State the number of lines that include the string "accel", and write nothing else.

Stored data entries:
****

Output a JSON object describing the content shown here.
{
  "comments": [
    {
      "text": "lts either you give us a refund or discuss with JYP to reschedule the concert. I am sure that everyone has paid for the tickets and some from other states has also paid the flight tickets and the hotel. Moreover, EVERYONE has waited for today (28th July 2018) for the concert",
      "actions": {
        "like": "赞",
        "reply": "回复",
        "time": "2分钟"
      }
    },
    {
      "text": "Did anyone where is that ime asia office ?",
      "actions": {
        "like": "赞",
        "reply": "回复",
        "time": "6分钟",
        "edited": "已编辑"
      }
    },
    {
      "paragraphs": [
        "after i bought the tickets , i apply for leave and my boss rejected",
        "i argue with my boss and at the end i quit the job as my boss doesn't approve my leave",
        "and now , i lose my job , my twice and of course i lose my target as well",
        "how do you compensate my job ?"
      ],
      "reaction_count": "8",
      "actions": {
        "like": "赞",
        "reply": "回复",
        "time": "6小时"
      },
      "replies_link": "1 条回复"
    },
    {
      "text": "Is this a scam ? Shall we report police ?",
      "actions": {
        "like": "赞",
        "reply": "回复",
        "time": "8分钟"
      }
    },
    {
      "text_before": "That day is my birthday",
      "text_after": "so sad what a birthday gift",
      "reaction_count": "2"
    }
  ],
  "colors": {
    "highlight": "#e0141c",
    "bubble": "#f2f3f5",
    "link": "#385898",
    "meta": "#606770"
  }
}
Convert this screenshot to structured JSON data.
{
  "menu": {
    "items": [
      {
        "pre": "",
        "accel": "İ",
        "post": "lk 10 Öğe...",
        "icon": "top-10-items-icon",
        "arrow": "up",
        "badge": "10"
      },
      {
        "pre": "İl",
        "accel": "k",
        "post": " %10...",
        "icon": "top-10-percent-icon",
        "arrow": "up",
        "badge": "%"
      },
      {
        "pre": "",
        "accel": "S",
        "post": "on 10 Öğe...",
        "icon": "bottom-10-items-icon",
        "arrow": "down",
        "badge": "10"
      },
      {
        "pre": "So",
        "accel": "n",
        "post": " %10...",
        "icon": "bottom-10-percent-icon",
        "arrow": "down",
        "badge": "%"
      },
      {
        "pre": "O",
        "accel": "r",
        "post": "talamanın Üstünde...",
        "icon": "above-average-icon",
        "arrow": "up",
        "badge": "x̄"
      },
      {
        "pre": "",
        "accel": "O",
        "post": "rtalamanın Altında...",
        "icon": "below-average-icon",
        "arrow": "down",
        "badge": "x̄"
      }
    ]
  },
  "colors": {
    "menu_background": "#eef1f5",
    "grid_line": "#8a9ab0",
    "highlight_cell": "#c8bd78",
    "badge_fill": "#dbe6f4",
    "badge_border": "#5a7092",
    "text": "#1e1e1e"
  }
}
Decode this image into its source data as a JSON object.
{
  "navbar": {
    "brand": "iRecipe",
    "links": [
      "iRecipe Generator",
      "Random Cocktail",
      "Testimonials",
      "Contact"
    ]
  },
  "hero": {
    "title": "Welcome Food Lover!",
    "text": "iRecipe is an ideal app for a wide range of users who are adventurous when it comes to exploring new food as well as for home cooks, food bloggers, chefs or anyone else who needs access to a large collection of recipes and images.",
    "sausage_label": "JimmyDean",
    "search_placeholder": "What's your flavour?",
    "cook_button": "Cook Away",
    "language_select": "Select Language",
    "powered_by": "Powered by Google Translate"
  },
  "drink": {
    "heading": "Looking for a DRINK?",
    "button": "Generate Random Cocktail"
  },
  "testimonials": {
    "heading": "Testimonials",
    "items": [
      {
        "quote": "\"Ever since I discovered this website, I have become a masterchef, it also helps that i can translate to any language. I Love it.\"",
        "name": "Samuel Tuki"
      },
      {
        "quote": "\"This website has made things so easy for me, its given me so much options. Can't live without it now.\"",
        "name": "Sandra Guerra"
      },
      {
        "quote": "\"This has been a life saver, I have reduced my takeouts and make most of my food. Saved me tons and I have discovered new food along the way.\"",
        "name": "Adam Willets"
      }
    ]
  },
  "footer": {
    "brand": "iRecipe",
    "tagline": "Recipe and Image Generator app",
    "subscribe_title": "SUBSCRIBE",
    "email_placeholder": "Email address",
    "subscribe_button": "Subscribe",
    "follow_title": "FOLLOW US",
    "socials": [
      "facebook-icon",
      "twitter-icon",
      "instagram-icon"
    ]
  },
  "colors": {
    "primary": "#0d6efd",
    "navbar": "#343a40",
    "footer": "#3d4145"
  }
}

****

**SOLUTION TO THIS PROBLEM**
6